◆ Your goal: Please count the lines in the data below that contain the string "icon", treating uppercase and lowercase letters as different, and reply with only that number.

◆ Data for this task:
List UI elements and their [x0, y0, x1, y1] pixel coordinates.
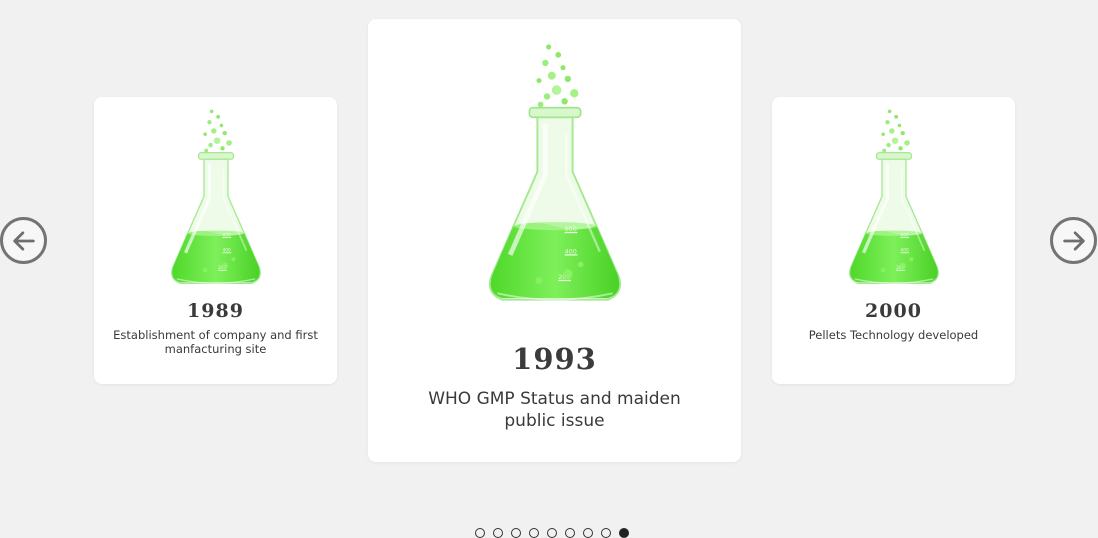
- prev-arrow-button[interactable]: [0, 217, 47, 264]
- pagination-dot-1[interactable]: [475, 528, 485, 538]
- erlenmeyer-flask-icon: [161, 107, 271, 292]
- pagination-dot-4[interactable]: [529, 528, 539, 538]
- card-description: Establishment of company and first manfa…: [113, 328, 318, 356]
- timeline-card-1989[interactable]: 1989 Establishment of company and first …: [94, 97, 337, 384]
- card-year: 2000: [865, 300, 922, 322]
- pagination-dot-3[interactable]: [511, 528, 521, 538]
- pagination-dot-6[interactable]: [565, 528, 575, 538]
- card-description: WHO GMP Status and maiden public issue: [428, 389, 681, 431]
- pagination-dot-7[interactable]: [583, 528, 593, 538]
- pagination-dots: [475, 528, 629, 538]
- timeline-card-2000[interactable]: 2000 Pellets Technology developed: [772, 97, 1015, 384]
- pagination-dot-9[interactable]: [619, 528, 629, 538]
- arrow-left-icon: [12, 230, 35, 251]
- next-arrow-button[interactable]: [1050, 217, 1097, 264]
- pagination-dot-5[interactable]: [547, 528, 557, 538]
- card-year: 1989: [187, 300, 244, 322]
- timeline-carousel: 1989 Establishment of company and first …: [0, 0, 1098, 538]
- card-description: Pellets Technology developed: [808, 328, 979, 342]
- arrow-right-icon: [1062, 230, 1085, 251]
- erlenmeyer-flask-icon: [475, 35, 635, 318]
- pagination-dot-8[interactable]: [601, 528, 611, 538]
- card-year: 1993: [512, 342, 597, 376]
- timeline-card-1993[interactable]: 1993 WHO GMP Status and maiden public is…: [368, 19, 741, 462]
- erlenmeyer-flask-icon: [839, 107, 949, 292]
- pagination-dot-2[interactable]: [493, 528, 503, 538]
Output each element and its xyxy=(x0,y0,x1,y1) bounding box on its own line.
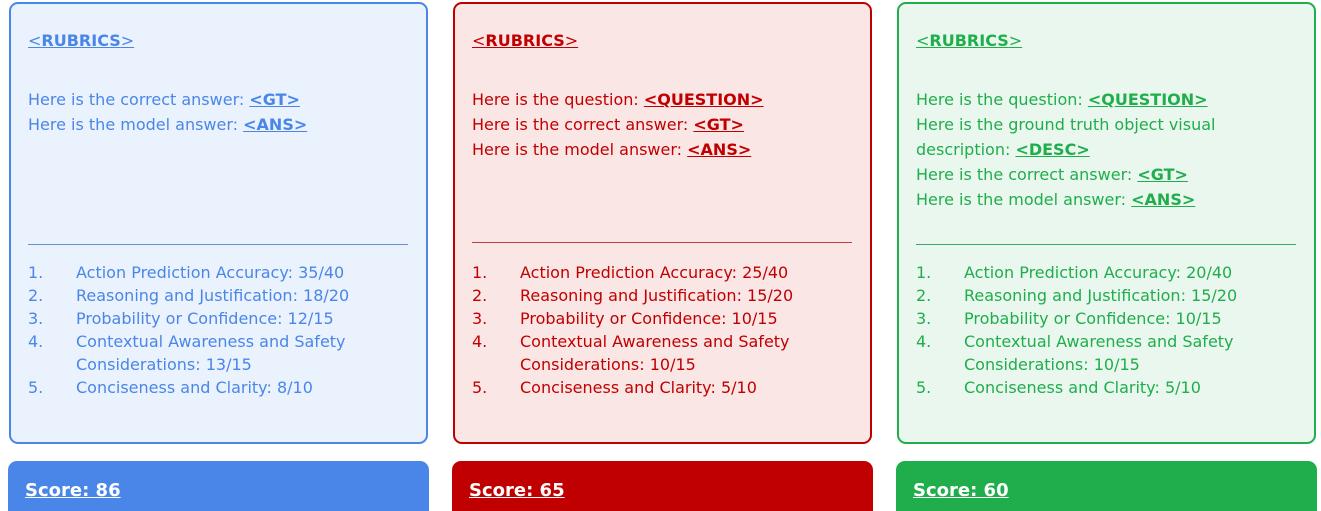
rubric-item: 1. Action Prediction Accuracy: 35/40 xyxy=(28,263,345,282)
prompt-line: Here is the model answer: <ANS> xyxy=(916,190,1196,209)
rubric-item: 5. Conciseness and Clarity: 5/10 xyxy=(916,378,1201,397)
prompt-line: Here is the correct answer: <GT> xyxy=(916,165,1188,184)
prompt-lines: Here is the question: <QUESTION> Here is… xyxy=(472,87,856,162)
rubric-item: 5. Conciseness and Clarity: 8/10 xyxy=(28,378,313,397)
rubric-item: 2. Reasoning and Justification: 15/20 xyxy=(916,286,1238,305)
prompt-line: Here is the model answer: <ANS> xyxy=(28,115,308,134)
placeholder-ans: <ANS> xyxy=(243,115,308,134)
score-label: Score: 65 xyxy=(469,480,565,501)
rubric-card-1: <RUBRICS> Here is the correct answer: <G… xyxy=(9,2,428,444)
prompt-line: Here is the correct answer: <GT> xyxy=(472,115,744,134)
rubric-item: 1. Action Prediction Accuracy: 25/40 xyxy=(472,263,789,282)
placeholder-gt: <GT> xyxy=(693,115,744,134)
prompt-lines: Here is the question: <QUESTION> Here is… xyxy=(916,87,1300,212)
rubric-item: 3. Probability or Confidence: 12/15 xyxy=(28,309,334,328)
rubrics-tag: <RUBRICS> xyxy=(472,31,579,50)
rubric-item: 1. Action Prediction Accuracy: 20/40 xyxy=(916,263,1233,282)
prompt-line: Here is the question: <QUESTION> xyxy=(472,90,764,109)
rubric-list: 1. Action Prediction Accuracy: 25/40 2. Re… xyxy=(472,261,860,399)
placeholder-ans: <ANS> xyxy=(1131,190,1196,209)
rubrics-tag: <RUBRICS> xyxy=(28,31,135,50)
placeholder-ans: <ANS> xyxy=(687,140,752,159)
rubric-list: 1. Action Prediction Accuracy: 35/40 2. Re… xyxy=(28,261,416,399)
rubric-item: 4. Contextual Awareness and Safety Consid… xyxy=(472,332,790,374)
prompt-line: Here is the question: <QUESTION> xyxy=(916,90,1208,109)
placeholder-gt: <GT> xyxy=(249,90,300,109)
rubric-card-2: <RUBRICS> Here is the question: <QUESTIO… xyxy=(453,2,872,444)
placeholder-question: <QUESTION> xyxy=(643,90,764,109)
rubrics-tag: <RUBRICS> xyxy=(916,31,1023,50)
score-bar-1: Score: 86 xyxy=(8,461,429,511)
score-bar-3: Score: 60 xyxy=(896,461,1317,511)
divider xyxy=(472,242,852,243)
score-bar-2: Score: 65 xyxy=(452,461,873,511)
prompt-line: description: <DESC> xyxy=(916,140,1090,159)
rubric-item: 5. Conciseness and Clarity: 5/10 xyxy=(472,378,757,397)
prompt-line: Here is the ground truth object visual xyxy=(916,115,1216,134)
rubric-item: 3. Probability or Confidence: 10/15 xyxy=(472,309,778,328)
prompt-lines: Here is the correct answer: <GT> Here is… xyxy=(28,87,412,137)
prompt-line: Here is the correct answer: <GT> xyxy=(28,90,300,109)
placeholder-desc: <DESC> xyxy=(1015,140,1090,159)
rubric-item: 2. Reasoning and Justification: 15/20 xyxy=(472,286,794,305)
rubric-item: 4. Contextual Awareness and Safety Consid… xyxy=(28,332,346,374)
divider xyxy=(916,244,1296,245)
rubric-item: 2. Reasoning and Justification: 18/20 xyxy=(28,286,350,305)
score-label: Score: 60 xyxy=(913,480,1009,501)
divider xyxy=(28,244,408,245)
prompt-line: Here is the model answer: <ANS> xyxy=(472,140,752,159)
rubric-item: 3. Probability or Confidence: 10/15 xyxy=(916,309,1222,328)
score-label: Score: 86 xyxy=(25,480,121,501)
placeholder-question: <QUESTION> xyxy=(1087,90,1208,109)
rubric-card-3: <RUBRICS> Here is the question: <QUESTIO… xyxy=(897,2,1316,444)
rubric-item: 4. Contextual Awareness and Safety Consid… xyxy=(916,332,1234,374)
placeholder-gt: <GT> xyxy=(1137,165,1188,184)
rubric-list: 1. Action Prediction Accuracy: 20/40 2. Re… xyxy=(916,261,1304,399)
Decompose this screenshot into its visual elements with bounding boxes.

◆ The solution: 5